start

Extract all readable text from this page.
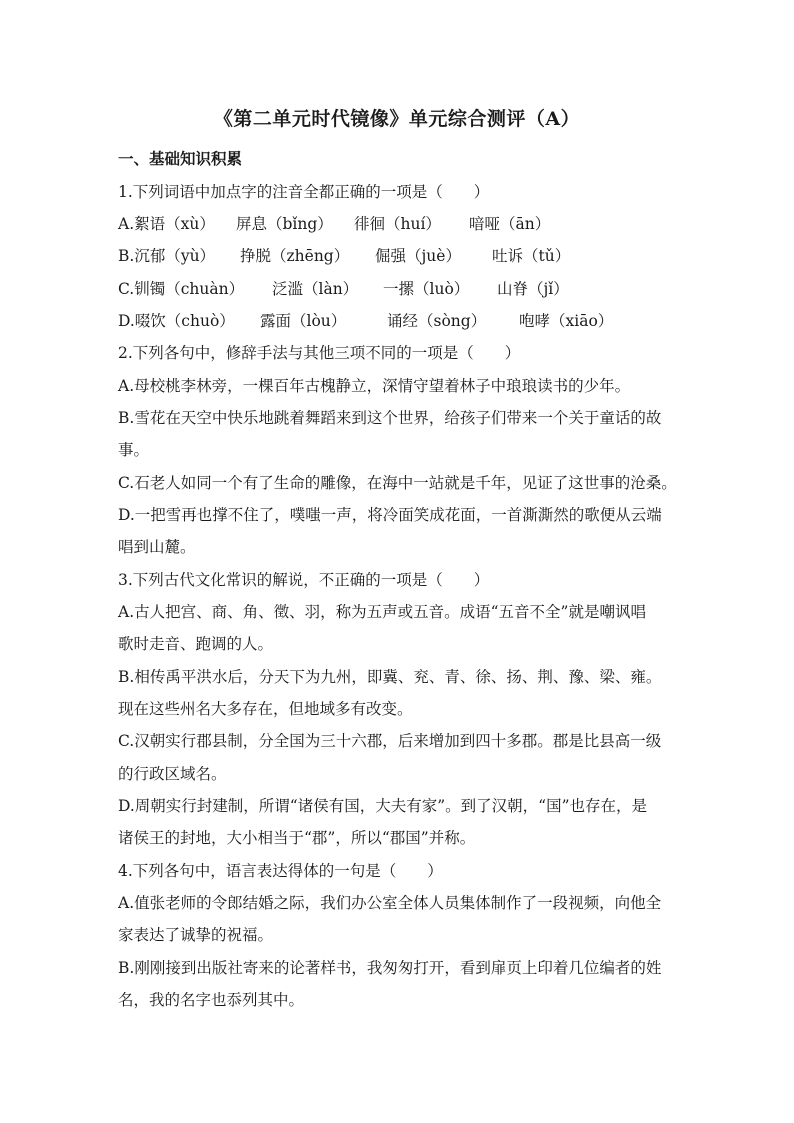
《第二单元时代镜像》单元综合测评（A）
一、基础知识积累
1.下列词语中加点字的注音全都正确的一项是（　　）
A.絮语（xù）	屏息（bǐng）	徘徊（huí）	喑哑（ān）
B.沉郁（yù）	挣脱（zhēng）	倔强（juè）	吐诉（tǔ）
C.钏镯（chuàn）	泛滥（làn）	一摞（luò）	山脊（jǐ）
D.啜饮（chuò）	露面（lòu）	诵经（sòng）	咆哮（xiāo）
2.下列各句中，修辞手法与其他三项不同的一项是（　　）
A.母校桃李林旁，一棵百年古槐静立，深情守望着林子中琅琅读书的少年。
B.雪花在天空中快乐地跳着舞蹈来到这个世界，给孩子们带来一个关于童话的故
事。
C.石老人如同一个有了生命的雕像，在海中一站就是千年，见证了这世事的沧桑。
D.一把雪再也撑不住了，噗嗤一声，将冷面笑成花面，一首澌澌然的歌便从云端
唱到山麓。
3.下列古代文化常识的解说，不正确的一项是（　　）
A.古人把宫、商、角、徵、羽，称为五声或五音。成语“五音不全”就是嘲讽唱
歌时走音、跑调的人。
B.相传禹平洪水后，分天下为九州，即冀、兖、青、徐、扬、荆、豫、梁、雍。
现在这些州名大多存在，但地域多有改变。
C.汉朝实行郡县制，分全国为三十六郡，后来增加到四十多郡。郡是比县高一级
的行政区域名。
D.周朝实行封建制，所谓“诸侯有国，大夫有家”。到了汉朝，“国”也存在，是
诸侯王的封地，大小相当于“郡”，所以“郡国”并称。
4.下列各句中，语言表达得体的一句是（　　）
A.值张老师的令郎结婚之际，我们办公室全体人员集体制作了一段视频，向他全
家表达了诚挚的祝福。
B.刚刚接到出版社寄来的论著样书，我匆匆打开，看到扉页上印着几位编者的姓
名，我的名字也忝列其中。
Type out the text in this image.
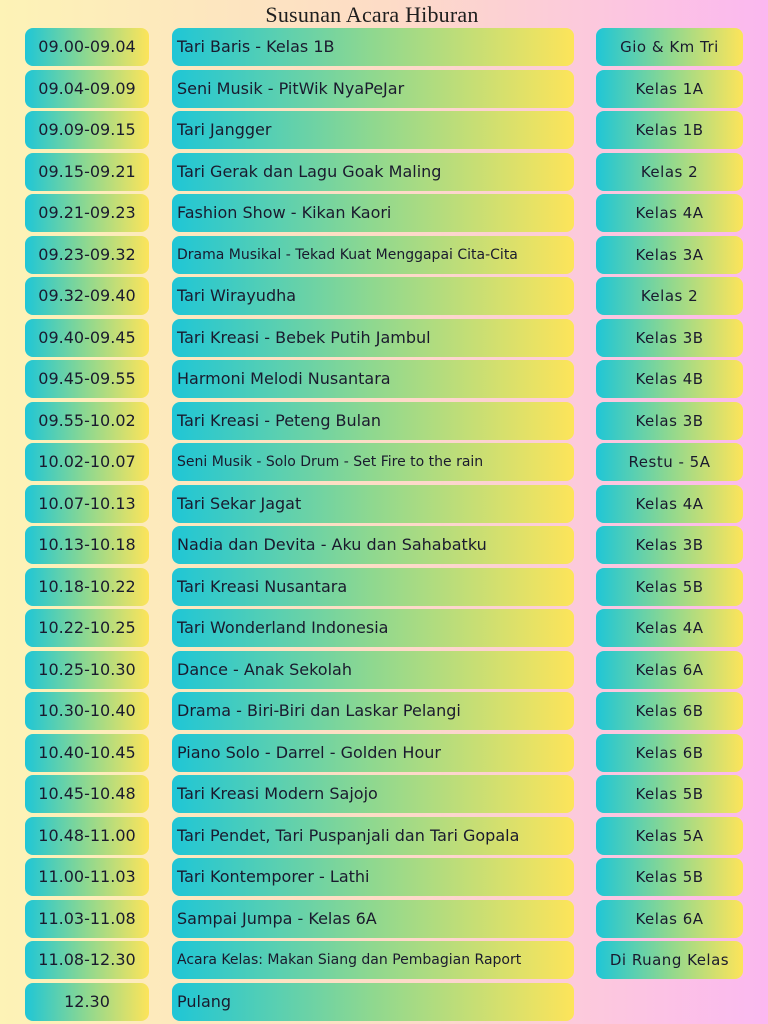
Susunan Acara Hiburan
09.00-09.04	Tari Baris - Kelas 1B	Gio & Km Tri
09.04-09.09	Seni Musik - PitWik NyaPeJar	Kelas 1A
09.09-09.15	Tari Jangger	Kelas 1B
09.15-09.21	Tari Gerak dan Lagu Goak Maling	Kelas 2
09.21-09.23	Fashion Show - Kikan Kaori	Kelas 4A
09.23-09.32	Drama Musikal - Tekad Kuat Menggapai Cita-Cita	Kelas 3A
09.32-09.40	Tari Wirayudha	Kelas 2
09.40-09.45	Tari Kreasi - Bebek Putih Jambul	Kelas 3B
09.45-09.55	Harmoni Melodi Nusantara	Kelas 4B
09.55-10.02	Tari Kreasi - Peteng Bulan	Kelas 3B
10.02-10.07	Seni Musik - Solo Drum - Set Fire to the rain	Restu - 5A
10.07-10.13	Tari Sekar Jagat	Kelas 4A
10.13-10.18	Nadia dan Devita - Aku dan Sahabatku	Kelas 3B
10.18-10.22	Tari Kreasi Nusantara	Kelas 5B
10.22-10.25	Tari Wonderland Indonesia	Kelas 4A
10.25-10.30	Dance - Anak Sekolah	Kelas 6A
10.30-10.40	Drama - Biri-Biri dan Laskar Pelangi	Kelas 6B
10.40-10.45	Piano Solo - Darrel - Golden Hour	Kelas 6B
10.45-10.48	Tari Kreasi Modern Sajojo	Kelas 5B
10.48-11.00	Tari Pendet, Tari Puspanjali dan Tari Gopala	Kelas 5A
11.00-11.03	Tari Kontemporer - Lathi	Kelas 5B
11.03-11.08	Sampai Jumpa - Kelas 6A	Kelas 6A
11.08-12.30	Acara Kelas: Makan Siang dan Pembagian Raport	Di Ruang Kelas
12.30	Pulang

end

#### Objective:
Collect the lines of the records that include the string "Solo".

#### Full solution:
10.02-10.07	Seni Musik - Solo Drum - Set Fire to the rain	Restu - 5A
10.40-10.45	Piano Solo - Darrel - Golden Hour	Kelas 6B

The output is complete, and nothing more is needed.